Will you print the material below without altering a single character?
+ + +
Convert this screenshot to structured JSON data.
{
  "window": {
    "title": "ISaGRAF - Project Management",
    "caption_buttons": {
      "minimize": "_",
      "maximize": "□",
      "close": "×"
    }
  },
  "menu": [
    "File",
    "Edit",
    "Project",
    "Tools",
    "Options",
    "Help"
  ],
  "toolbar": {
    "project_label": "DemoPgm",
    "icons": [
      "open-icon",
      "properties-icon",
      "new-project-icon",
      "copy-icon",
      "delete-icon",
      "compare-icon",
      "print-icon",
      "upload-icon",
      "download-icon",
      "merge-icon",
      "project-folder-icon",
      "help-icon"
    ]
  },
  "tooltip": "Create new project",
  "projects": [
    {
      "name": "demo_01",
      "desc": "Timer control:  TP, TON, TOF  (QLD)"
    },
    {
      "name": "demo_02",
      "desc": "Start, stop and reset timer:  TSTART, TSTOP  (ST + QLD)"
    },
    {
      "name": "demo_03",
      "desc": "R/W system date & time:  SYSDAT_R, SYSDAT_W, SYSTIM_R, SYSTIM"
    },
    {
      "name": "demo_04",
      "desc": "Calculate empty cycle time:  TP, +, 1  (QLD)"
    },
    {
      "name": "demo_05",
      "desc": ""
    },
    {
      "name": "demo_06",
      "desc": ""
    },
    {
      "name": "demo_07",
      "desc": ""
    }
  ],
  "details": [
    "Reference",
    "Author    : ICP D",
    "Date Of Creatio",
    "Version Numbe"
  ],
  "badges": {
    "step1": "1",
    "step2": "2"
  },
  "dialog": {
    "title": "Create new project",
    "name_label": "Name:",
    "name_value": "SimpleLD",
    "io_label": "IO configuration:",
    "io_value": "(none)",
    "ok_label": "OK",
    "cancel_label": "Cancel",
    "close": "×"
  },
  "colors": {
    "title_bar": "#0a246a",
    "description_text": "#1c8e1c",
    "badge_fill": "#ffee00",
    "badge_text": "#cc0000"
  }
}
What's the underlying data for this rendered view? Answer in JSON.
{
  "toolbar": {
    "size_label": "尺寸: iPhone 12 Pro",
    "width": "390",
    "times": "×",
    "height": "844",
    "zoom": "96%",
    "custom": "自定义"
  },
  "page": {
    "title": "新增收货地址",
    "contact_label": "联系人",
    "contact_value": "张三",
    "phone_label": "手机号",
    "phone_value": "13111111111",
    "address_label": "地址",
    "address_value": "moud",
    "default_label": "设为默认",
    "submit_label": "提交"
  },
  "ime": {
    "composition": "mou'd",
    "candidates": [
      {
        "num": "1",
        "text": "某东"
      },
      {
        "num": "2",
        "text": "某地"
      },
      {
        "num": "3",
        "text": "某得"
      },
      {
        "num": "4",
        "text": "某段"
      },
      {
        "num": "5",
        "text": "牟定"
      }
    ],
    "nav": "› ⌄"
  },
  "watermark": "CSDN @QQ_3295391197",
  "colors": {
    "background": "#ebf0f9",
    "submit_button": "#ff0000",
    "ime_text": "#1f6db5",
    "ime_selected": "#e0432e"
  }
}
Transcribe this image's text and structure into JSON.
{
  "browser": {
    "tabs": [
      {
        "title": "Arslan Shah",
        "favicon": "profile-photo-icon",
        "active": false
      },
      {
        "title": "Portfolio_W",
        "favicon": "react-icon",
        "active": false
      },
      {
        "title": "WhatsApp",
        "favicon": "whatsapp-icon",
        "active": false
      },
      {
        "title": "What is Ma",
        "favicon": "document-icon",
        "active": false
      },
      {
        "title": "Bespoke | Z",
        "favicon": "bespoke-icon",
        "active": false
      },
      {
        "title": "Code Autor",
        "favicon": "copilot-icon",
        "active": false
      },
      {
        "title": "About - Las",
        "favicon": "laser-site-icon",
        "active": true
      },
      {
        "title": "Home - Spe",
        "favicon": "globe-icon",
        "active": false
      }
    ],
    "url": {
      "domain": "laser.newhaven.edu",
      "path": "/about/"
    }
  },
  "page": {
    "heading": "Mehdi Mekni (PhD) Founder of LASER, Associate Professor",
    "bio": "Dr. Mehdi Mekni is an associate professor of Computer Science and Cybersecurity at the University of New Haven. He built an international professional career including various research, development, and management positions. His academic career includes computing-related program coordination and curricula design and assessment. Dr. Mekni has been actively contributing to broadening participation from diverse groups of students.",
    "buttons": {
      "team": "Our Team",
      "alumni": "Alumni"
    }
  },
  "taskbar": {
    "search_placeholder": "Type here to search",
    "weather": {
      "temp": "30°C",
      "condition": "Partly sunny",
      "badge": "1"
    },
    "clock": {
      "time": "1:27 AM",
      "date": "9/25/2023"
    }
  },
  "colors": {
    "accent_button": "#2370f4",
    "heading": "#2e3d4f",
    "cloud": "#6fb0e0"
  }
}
+ + +
__REPLY TO THE EXERCISE__:
Convert this screenshot to structured JSON data.
{
  "window": {
    "title": "ISaGRAF - Project Management",
    "caption_buttons": {
      "minimize": "_",
      "maximize": "□",
      "close": "×"
    }
  },
  "menu": [
    "File",
    "Edit",
    "Project",
    "Tools",
    "Options",
    "Help"
  ],
  "toolbar": {
    "project_label": "DemoPgm",
    "icons": [
      "open-icon",
      "properties-icon",
      "new-project-icon",
      "copy-icon",
      "delete-icon",
      "compare-icon",
      "print-icon",
      "upload-icon",
      "download-icon",
      "merge-icon",
      "project-folder-icon",
      "help-icon"
    ]
  },
  "tooltip": "Create new project",
  "projects": [
    {
      "name": "demo_01",
      "desc": "Timer control:  TP, TON, TOF  (QLD)"
    },
    {
      "name": "demo_02",
      "desc": "Start, stop and reset timer:  TSTART, TSTOP  (ST + QLD)"
    },
    {
      "name": "demo_03",
      "desc": "R/W system date & time:  SYSDAT_R, SYSDAT_W, SYSTIM_R, SYSTIM"
    },
    {
      "name": "demo_04",
      "desc": "Calculate empty cycle time:  TP, +, 1  (QLD)"
    },
    {
      "name": "demo_05",
      "desc": ""
    },
    {
      "name": "demo_06",
      "desc": ""
    },
    {
      "name": "demo_07",
      "desc": ""
    }
  ],
  "details": [
    "Reference",
    "Author    : ICP D",
    "Date Of Creatio",
    "Version Numbe"
  ],
  "badges": {
    "step1": "1",
    "step2": "2"
  },
  "dialog": {
    "title": "Create new project",
    "name_label": "Name:",
    "name_value": "SimpleLD",
    "io_label": "IO configuration:",
    "io_value": "(none)",
    "ok_label": "OK",
    "cancel_label": "Cancel",
    "close": "×"
  },
  "colors": {
    "title_bar": "#0a246a",
    "description_text": "#1c8e1c",
    "badge_fill": "#ffee00",
    "badge_text": "#cc0000"
  }
}
What's the underlying data for this rendered view? Answer in JSON.
{
  "toolbar": {
    "size_label": "尺寸: iPhone 12 Pro",
    "width": "390",
    "times": "×",
    "height": "844",
    "zoom": "96%",
    "custom": "自定义"
  },
  "page": {
    "title": "新增收货地址",
    "contact_label": "联系人",
    "contact_value": "张三",
    "phone_label": "手机号",
    "phone_value": "13111111111",
    "address_label": "地址",
    "address_value": "moud",
    "default_label": "设为默认",
    "submit_label": "提交"
  },
  "ime": {
    "composition": "mou'd",
    "candidates": [
      {
        "num": "1",
        "text": "某东"
      },
      {
        "num": "2",
        "text": "某地"
      },
      {
        "num": "3",
        "text": "某得"
      },
      {
        "num": "4",
        "text": "某段"
      },
      {
        "num": "5",
        "text": "牟定"
      }
    ],
    "nav": "› ⌄"
  },
  "watermark": "CSDN @QQ_3295391197",
  "colors": {
    "background": "#ebf0f9",
    "submit_button": "#ff0000",
    "ime_text": "#1f6db5",
    "ime_selected": "#e0432e"
  }
}
Transcribe this image's text and structure into JSON.
{
  "browser": {
    "tabs": [
      {
        "title": "Arslan Shah",
        "favicon": "profile-photo-icon",
        "active": false
      },
      {
        "title": "Portfolio_W",
        "favicon": "react-icon",
        "active": false
      },
      {
        "title": "WhatsApp",
        "favicon": "whatsapp-icon",
        "active": false
      },
      {
        "title": "What is Ma",
        "favicon": "document-icon",
        "active": false
      },
      {
        "title": "Bespoke | Z",
        "favicon": "bespoke-icon",
        "active": false
      },
      {
        "title": "Code Autor",
        "favicon": "copilot-icon",
        "active": false
      },
      {
        "title": "About - Las",
        "favicon": "laser-site-icon",
        "active": true
      },
      {
        "title": "Home - Spe",
        "favicon": "globe-icon",
        "active": false
      }
    ],
    "url": {
      "domain": "laser.newhaven.edu",
      "path": "/about/"
    }
  },
  "page": {
    "heading": "Mehdi Mekni (PhD) Founder of LASER, Associate Professor",
    "bio": "Dr. Mehdi Mekni is an associate professor of Computer Science and Cybersecurity at the University of New Haven. He built an international professional career including various research, development, and management positions. His academic career includes computing-related program coordination and curricula design and assessment. Dr. Mekni has been actively contributing to broadening participation from diverse groups of students.",
    "buttons": {
      "team": "Our Team",
      "alumni": "Alumni"
    }
  },
  "taskbar": {
    "search_placeholder": "Type here to search",
    "weather": {
      "temp": "30°C",
      "condition": "Partly sunny",
      "badge": "1"
    },
    "clock": {
      "time": "1:27 AM",
      "date": "9/25/2023"
    }
  },
  "colors": {
    "accent_button": "#2370f4",
    "heading": "#2e3d4f",
    "cloud": "#6fb0e0"
  }
}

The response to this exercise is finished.